# WHAT IS ASKED
Using the data beneath, show every line that includes the word "medium".

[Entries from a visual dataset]
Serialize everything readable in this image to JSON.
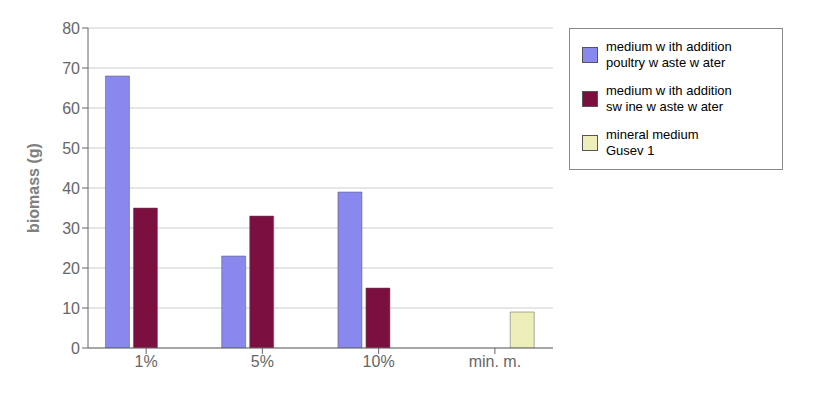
{
  "chart_data": {
    "type": "bar",
    "categories": [
      "1%",
      "5%",
      "10%",
      "min. m."
    ],
    "series": [
      {
        "name": "medium w ith addition\npoultry w aste w ater",
        "color": "#8888ee",
        "values": [
          68,
          23,
          39,
          null
        ]
      },
      {
        "name": "medium w ith addition\nsw ine w aste w ater",
        "color": "#7b1040",
        "values": [
          35,
          33,
          15,
          null
        ]
      },
      {
        "name": "mineral medium\nGusev 1",
        "color": "#eeeebb",
        "values": [
          null,
          null,
          null,
          9
        ]
      }
    ],
    "ylabel": "biomass (g)",
    "ylim": [
      0,
      80
    ],
    "yticks": [
      0,
      10,
      20,
      30,
      40,
      50,
      60,
      70,
      80
    ],
    "grid": true,
    "legend": "right"
  }
}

# REPLY
        "name": "medium w ith addition\npoultry w aste w ater",
        "name": "medium w ith addition\nsw ine w aste w ater",
        "name": "mineral medium\nGusev 1",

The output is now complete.